• **Exercise instructions**: Tell how many lines include the string "виконайте". Answer with a single number.

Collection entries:
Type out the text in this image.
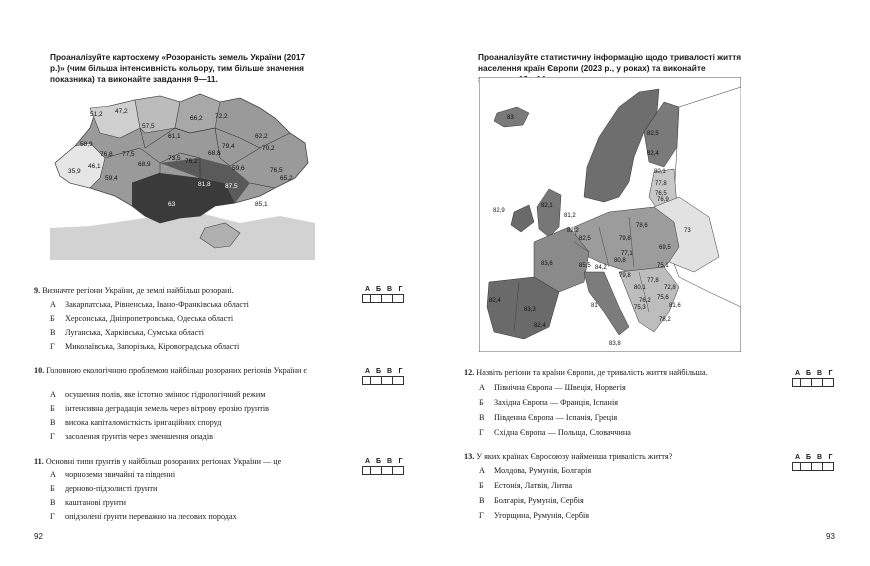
Проаналізуйте картосхему «Розораність земель України (2017 р.)» (чим більша інтенсивність кольору, тим більше значення показника) та виконайте завдання 9—11.
51,2 47,2
57,5
58,9
61,1
66,2 72,2
46,1
76,8 77,5
35,9
59,4
68,9	76,2
73,5
62,2
70,2
68,8
79,4
59,6	76,5
63	85,1
63,2 69,4
81,8 87,5
65,2
9. Визначте регіони України, де землі найбільш розорані.
А Закарпатська, Рівненська, Івано-Франківська області
Б Херсонська, Дніпропетровська, Одеська області
В Луганська, Харківська, Сумська області
Г Миколаївська, Запорізька, Кіровоградська області
А Б В Г
10. Головною екологічною проблемою найбільш розораних регіонів України є
А осушення полів, яке істотно змінює гідрологічний режим
Б інтенсивна деградація земель через вітрову ерозію ґрунтів
В висока капіталомісткість іригаційних споруд
Г засолення ґрунтів через зменшення опадів
А Б В Г
11. Основні типи ґрунтів у найбільш розораних регіонах України — це
А чорноземи звичайні та південні
Б дерново-підзолисті ґрунти
В каштанові ґрунти
Г опідзолені ґрунти переважно на лесових породах
А Б В Г
92
Проаналізуйте статистичну інформацію щодо тривалості життя населення країн Європи (2023 р., у роках) та виконайте
83
82,5
82,4
80,1
77,8
76,5
76,9
82,9
82,1
81,2
82,2
78,6
73
82,5	79,8
83,6	85,5 84,2
77,1
69,5
79,8
75,1
80,8
77,8
80,1
76,2
75,3
72,8
82,4
81
75,6
78,2
83,3
81,6
83,8
82,4
12. Назвіть регіони та країни Європи, де тривалість життя найбільша.
А Північна Європа — Швеція, Норвегія
Б Західна Європа — Франція, Іспанія
В Південна Європа — Іспанія, Греція
Г Східна Європа — Польща, Словаччина
А Б В Г
13. У яких країнах Євросоюзу найменша тривалість життя?
А Молдова, Румунія, Болгарія
Б Естонія, Латвія, Литва
В Болгарія, Румунія, Сербія
Г Угорщина, Румунія, Сербія
А Б В Г
93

• **Output of the task**: 2